__EXERCISE REQUIREMENTS__: Which lines of the data below include the string "výběrového"? Return each of them.

(DATA PROVIDED)

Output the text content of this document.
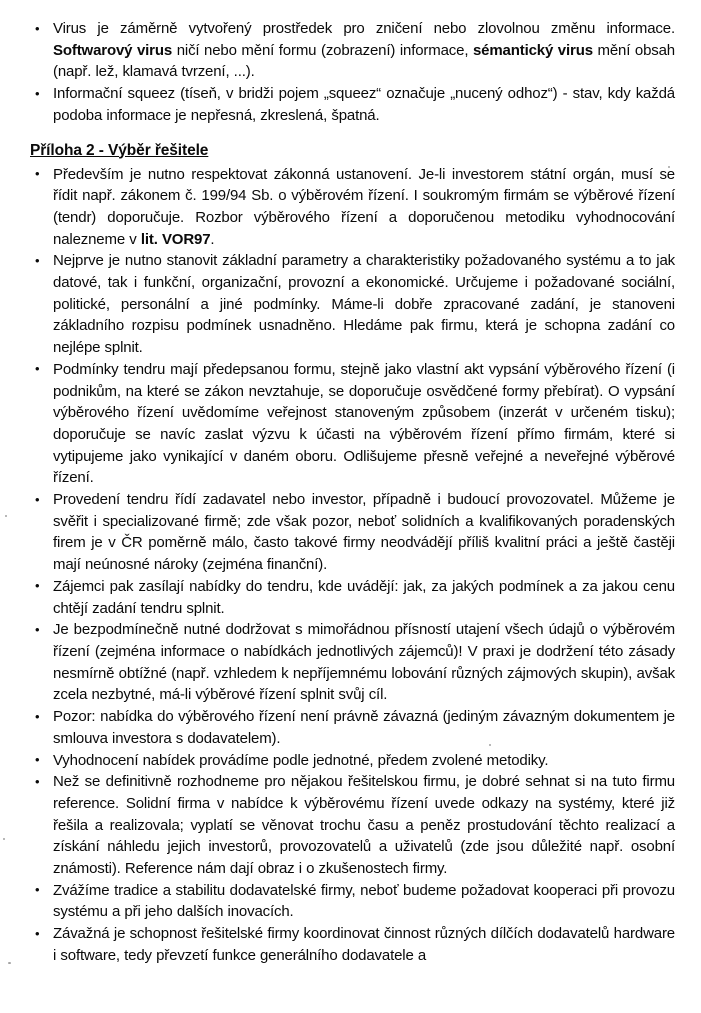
• Virus je záměrně vytvořený prostředek pro zničení nebo zlovolnou změnu informace. Softwarový virus ničí nebo mění formu (zobrazení) informace, sémantický virus mění obsah (např. lež, klamavá tvrzení, ...).
• Informační squeez (tíseň, v bridži pojem „squeez“ označuje „nucený odhoz“) - stav, kdy každá podoba informace je nepřesná, zkreslená, špatná.
Příloha 2 - Výběr řešitele
• Především je nutno respektovat zákonná ustanovení. Je-li investorem státní orgán, musí se řídit např. zákonem č. 199/94 Sb. o výběrovém řízení. I soukromým firmám se výběrové řízení (tendr) doporučuje. Rozbor výběrového řízení a doporučenou metodiku vyhodnocování nalezneme v lit. VOR97.
• Nejprve je nutno stanovit základní parametry a charakteristiky požadovaného systému a to jak datové, tak i funkční, organizační, provozní a ekonomické. Určujeme i požadované sociální, politické, personální a jiné podmínky. Máme-li dobře zpracované zadání, je stanoveni základního rozpisu podmínek usnadněno. Hledáme pak firmu, která je schopna zadání co nejlépe splnit.
• Podmínky tendru mají předepsanou formu, stejně jako vlastní akt vypsání výběrového řízení (i podnikům, na které se zákon nevztahuje, se doporučuje osvědčené formy přebírat). O vypsání výběrového řízení uvědomíme veřejnost stanoveným způsobem (inzerát v určeném tisku); doporučuje se navíc zaslat výzvu k účasti na výběrovém řízení přímo firmám, které si vytipujeme jako vynikající v daném oboru. Odlišujeme přesně veřejné a neveřejné výběrové řízení.
• Provedení tendru řídí zadavatel nebo investor, případně i budoucí provozovatel. Můžeme je svěřit i specializované firmě; zde však pozor, neboť solidních a kvalifikovaných poradenských firem je v ČR poměrně málo, často takové firmy neodvádějí příliš kvalitní práci a ještě častěji mají neúnosné nároky (zejména finanční).
• Zájemci pak zasílají nabídky do tendru, kde uvádějí: jak, za jakých podmínek a za jakou cenu chtějí zadání tendru splnit.
• Je bezpodmínečně nutné dodržovat s mimořádnou přísností utajení všech údajů o výběrovém řízení (zejména informace o nabídkách jednotlivých zájemců)! V praxi je dodržení této zásady nesmírně obtížné (např. vzhledem k nepříjemnému lobování různých zájmových skupin), avšak zcela nezbytné, má-li výběrové řízení splnit svůj cíl.
• Pozor: nabídka do výběrového řízení není právně závazná (jediným závazným dokumentem je smlouva investora s dodavatelem).
• Vyhodnocení nabídek provádíme podle jednotné, předem zvolené metodiky.
• Než se definitivně rozhodneme pro nějakou řešitelskou firmu, je dobré sehnat si na tuto firmu reference. Solidní firma v nabídce k výběrovému řízení uvede odkazy na systémy, které již řešila a realizovala; vyplatí se věnovat trochu času a peněz prostudování těchto realizací a získání náhledu jejich investorů, provozovatelů a uživatelů (zde jsou důležité např. osobní známosti). Reference nám dají obraz i o zkušenostech firmy.
• Zvážíme tradice a stabilitu dodavatelské firmy, neboť budeme požadovat kooperaci při provozu systému a při jeho dalších inovacích.
• Závažná je schopnost řešitelské firmy koordinovat činnost různých dílčích dodavatelů hardware i software, tedy převzetí funkce generálního dodavatele a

(End DATA PROVIDED)

__ANSWER BOX__:
• Především je nutno respektovat zákonná ustanovení. Je-li investorem státní orgán, musí se řídit např. zákonem č. 199/94 Sb. o výběrovém řízení. I soukromým firmám se výběrové řízení (tendr) doporučuje. Rozbor výběrového řízení a doporučenou metodiku vyhodnocování nalezneme v lit. VOR97.
• Podmínky tendru mají předepsanou formu, stejně jako vlastní akt vypsání výběrového řízení (i podnikům, na které se zákon nevztahuje, se doporučuje osvědčené formy přebírat). O vypsání výběrového řízení uvědomíme veřejnost stanoveným způsobem (inzerát v určeném tisku); doporučuje se navíc zaslat výzvu k účasti na výběrovém řízení přímo firmám, které si vytipujeme jako vynikající v daném oboru. Odlišujeme přesně veřejné a neveřejné výběrové řízení.
• Pozor: nabídka do výběrového řízení není právně závazná (jediným závazným dokumentem je smlouva investora s dodavatelem).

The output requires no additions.